▶ **Provided records**
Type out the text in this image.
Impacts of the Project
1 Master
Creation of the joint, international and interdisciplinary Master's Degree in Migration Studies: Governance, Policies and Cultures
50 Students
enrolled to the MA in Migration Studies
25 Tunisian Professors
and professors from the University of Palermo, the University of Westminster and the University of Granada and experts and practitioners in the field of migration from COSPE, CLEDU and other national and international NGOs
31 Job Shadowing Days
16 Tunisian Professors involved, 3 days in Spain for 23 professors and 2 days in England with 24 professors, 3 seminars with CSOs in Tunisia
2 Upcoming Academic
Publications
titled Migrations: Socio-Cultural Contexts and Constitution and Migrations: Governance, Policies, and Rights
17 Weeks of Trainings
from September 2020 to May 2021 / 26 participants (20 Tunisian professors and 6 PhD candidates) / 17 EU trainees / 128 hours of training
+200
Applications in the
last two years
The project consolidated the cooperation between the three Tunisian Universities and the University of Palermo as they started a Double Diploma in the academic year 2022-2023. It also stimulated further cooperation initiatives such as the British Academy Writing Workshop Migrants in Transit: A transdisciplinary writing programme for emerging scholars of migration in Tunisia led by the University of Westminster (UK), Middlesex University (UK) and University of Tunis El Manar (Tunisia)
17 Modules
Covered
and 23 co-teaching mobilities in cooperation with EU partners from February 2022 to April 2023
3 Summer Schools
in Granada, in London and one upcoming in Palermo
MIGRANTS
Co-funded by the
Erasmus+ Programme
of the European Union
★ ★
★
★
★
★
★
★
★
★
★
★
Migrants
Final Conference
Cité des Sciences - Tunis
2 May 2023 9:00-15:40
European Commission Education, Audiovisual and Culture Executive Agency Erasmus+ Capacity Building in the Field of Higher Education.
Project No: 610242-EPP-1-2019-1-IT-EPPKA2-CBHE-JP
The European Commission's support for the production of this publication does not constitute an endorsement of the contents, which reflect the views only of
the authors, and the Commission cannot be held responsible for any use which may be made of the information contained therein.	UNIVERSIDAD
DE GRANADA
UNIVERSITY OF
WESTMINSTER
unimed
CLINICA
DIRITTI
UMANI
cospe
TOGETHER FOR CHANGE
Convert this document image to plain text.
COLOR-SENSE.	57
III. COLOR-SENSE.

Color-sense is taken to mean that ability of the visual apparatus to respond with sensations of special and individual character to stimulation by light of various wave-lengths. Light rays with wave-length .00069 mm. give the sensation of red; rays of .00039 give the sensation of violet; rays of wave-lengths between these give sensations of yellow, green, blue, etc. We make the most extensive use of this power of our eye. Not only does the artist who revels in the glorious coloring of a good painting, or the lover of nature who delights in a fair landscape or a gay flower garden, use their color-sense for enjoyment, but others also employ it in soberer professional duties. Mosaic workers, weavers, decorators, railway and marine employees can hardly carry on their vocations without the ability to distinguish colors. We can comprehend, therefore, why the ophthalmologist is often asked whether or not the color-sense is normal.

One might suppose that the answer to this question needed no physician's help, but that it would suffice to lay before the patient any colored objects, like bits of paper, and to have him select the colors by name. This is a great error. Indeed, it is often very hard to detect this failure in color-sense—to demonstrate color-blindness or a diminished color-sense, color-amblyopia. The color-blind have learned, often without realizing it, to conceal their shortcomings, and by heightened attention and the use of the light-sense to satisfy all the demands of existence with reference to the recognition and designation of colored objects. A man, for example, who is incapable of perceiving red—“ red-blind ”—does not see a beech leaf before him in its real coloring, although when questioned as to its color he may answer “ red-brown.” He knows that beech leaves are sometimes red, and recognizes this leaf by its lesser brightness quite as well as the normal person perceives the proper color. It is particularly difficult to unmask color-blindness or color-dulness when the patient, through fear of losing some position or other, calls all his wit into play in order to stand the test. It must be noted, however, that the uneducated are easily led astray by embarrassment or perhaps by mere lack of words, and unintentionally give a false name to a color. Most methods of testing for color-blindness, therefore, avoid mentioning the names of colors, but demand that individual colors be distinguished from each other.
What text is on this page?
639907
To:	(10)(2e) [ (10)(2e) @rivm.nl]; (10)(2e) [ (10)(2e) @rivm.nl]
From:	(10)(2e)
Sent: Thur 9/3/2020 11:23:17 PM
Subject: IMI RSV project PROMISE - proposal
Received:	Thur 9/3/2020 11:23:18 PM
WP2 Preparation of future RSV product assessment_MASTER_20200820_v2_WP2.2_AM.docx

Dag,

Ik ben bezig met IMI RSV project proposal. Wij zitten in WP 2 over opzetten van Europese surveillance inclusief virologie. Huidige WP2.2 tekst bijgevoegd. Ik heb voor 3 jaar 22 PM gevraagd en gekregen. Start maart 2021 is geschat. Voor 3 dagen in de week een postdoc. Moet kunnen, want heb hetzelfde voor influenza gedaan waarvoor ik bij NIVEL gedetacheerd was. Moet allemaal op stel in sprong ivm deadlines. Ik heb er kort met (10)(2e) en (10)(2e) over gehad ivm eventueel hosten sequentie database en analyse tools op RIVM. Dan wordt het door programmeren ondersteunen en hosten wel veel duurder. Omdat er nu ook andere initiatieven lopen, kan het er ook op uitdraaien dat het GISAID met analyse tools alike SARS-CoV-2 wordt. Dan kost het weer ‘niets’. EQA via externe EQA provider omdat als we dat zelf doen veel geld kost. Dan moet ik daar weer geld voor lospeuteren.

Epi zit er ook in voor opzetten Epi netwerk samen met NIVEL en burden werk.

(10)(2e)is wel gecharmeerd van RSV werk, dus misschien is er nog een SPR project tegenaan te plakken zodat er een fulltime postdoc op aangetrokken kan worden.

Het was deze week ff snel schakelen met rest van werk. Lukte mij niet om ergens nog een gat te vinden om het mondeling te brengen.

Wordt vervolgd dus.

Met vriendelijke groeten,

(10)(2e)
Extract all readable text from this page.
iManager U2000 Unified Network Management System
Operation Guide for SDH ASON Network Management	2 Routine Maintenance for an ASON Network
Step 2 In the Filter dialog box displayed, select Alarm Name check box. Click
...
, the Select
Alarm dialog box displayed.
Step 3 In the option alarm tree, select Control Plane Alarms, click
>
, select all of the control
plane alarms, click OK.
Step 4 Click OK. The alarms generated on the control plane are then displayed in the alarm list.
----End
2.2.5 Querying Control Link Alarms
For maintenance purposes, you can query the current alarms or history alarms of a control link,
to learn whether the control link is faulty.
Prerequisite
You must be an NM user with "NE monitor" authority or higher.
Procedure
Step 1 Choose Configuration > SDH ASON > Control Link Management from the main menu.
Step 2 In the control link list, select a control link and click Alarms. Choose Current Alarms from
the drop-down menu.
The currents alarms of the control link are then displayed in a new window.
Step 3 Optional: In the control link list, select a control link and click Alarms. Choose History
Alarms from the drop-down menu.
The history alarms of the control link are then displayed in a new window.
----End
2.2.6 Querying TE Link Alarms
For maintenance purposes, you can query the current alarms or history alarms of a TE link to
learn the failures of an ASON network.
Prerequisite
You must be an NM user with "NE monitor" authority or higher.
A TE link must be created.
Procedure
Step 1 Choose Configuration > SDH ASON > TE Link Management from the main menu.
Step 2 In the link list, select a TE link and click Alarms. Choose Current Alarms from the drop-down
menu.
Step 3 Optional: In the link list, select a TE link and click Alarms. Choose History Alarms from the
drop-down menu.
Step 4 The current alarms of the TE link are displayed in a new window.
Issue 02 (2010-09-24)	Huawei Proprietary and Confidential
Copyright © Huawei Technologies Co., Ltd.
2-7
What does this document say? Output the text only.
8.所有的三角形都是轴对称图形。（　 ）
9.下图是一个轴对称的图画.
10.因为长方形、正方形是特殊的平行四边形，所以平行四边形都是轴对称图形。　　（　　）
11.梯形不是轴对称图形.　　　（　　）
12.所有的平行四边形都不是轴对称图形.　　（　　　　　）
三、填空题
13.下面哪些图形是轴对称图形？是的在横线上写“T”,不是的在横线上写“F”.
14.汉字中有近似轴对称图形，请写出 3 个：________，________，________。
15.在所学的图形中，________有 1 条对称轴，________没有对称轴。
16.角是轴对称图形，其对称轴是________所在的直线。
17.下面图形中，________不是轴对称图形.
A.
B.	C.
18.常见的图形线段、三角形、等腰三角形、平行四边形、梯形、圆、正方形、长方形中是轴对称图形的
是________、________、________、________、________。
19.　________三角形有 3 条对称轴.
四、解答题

▶ **Exercise**
In the records above, find the lines containing "Governance" and copy them.

▶ **Task response**
Creation of the joint, international and interdisciplinary Master's Degree in Migration Studies: Governance, Policies and Cultures
titled Migrations: Socio-Cultural Contexts and Constitution and Migrations: Governance, Policies, and Rights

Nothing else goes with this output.